*What you should do:*
Determine which lines of the records include the word "الأسلوب", and copy them.

** start Material shown **

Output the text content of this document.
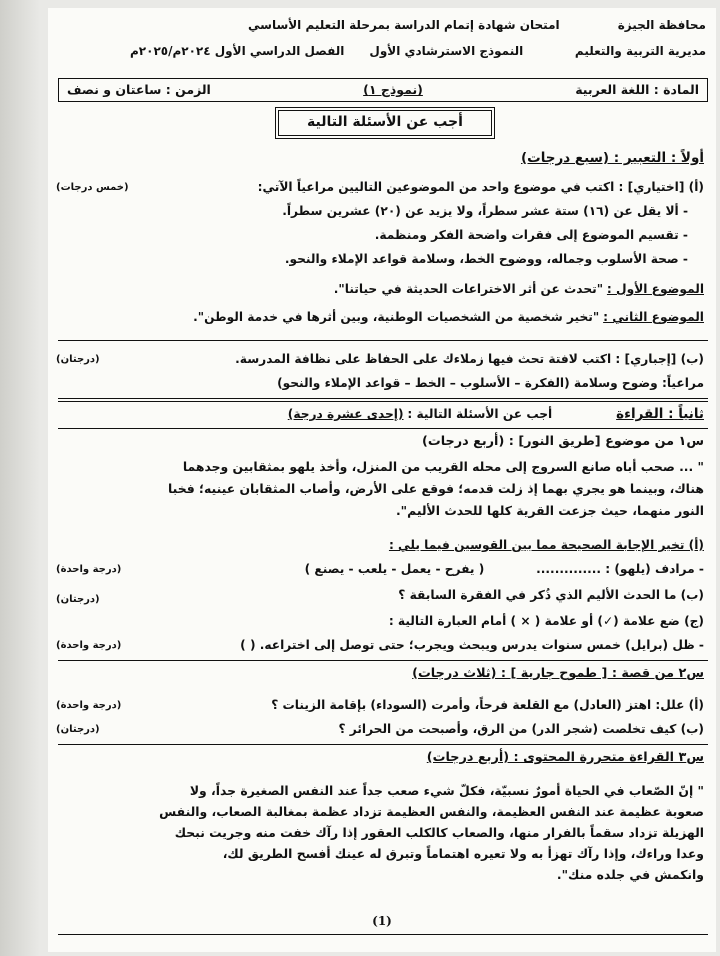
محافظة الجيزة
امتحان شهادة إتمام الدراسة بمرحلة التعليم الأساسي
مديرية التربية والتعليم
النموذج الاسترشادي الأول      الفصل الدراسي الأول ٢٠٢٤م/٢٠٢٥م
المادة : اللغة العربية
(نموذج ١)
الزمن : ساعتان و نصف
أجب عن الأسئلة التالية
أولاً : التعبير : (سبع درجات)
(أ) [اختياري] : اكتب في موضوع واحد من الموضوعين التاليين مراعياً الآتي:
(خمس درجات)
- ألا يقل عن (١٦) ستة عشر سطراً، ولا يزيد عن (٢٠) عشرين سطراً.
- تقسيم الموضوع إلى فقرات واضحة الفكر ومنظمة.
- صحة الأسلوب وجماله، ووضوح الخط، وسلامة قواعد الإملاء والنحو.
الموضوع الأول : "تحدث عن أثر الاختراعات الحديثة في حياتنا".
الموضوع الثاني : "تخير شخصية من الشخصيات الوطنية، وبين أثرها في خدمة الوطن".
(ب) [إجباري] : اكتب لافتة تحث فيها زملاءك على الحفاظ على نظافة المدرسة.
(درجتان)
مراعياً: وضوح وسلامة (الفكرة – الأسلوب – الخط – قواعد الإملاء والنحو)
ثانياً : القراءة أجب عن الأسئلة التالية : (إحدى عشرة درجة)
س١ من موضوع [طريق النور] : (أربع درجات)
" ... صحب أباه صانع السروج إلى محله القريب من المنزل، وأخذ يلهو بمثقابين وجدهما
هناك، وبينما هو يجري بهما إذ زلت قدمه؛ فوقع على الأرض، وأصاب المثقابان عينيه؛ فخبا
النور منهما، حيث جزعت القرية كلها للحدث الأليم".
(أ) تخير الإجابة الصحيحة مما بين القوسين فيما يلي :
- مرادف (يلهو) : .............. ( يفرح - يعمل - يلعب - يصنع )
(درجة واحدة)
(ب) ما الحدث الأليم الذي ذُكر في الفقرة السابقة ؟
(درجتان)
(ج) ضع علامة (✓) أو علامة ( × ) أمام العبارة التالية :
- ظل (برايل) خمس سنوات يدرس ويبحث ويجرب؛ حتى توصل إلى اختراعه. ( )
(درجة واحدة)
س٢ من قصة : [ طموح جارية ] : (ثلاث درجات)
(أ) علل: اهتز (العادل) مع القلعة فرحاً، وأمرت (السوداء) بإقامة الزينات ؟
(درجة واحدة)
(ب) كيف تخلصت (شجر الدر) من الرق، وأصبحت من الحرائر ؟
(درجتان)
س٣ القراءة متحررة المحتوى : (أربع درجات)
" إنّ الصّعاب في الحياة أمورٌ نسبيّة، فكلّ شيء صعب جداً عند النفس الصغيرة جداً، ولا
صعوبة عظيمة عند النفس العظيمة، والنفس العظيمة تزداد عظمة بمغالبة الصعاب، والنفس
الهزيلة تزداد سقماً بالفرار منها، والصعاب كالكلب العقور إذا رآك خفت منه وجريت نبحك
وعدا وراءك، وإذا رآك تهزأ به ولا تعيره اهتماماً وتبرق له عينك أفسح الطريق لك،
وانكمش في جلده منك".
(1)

** end Material shown **

*Response:*
- صحة الأسلوب وجماله، ووضوح الخط، وسلامة قواعد الإملاء والنحو.
مراعياً: وضوح وسلامة (الفكرة – الأسلوب – الخط – قواعد الإملاء والنحو)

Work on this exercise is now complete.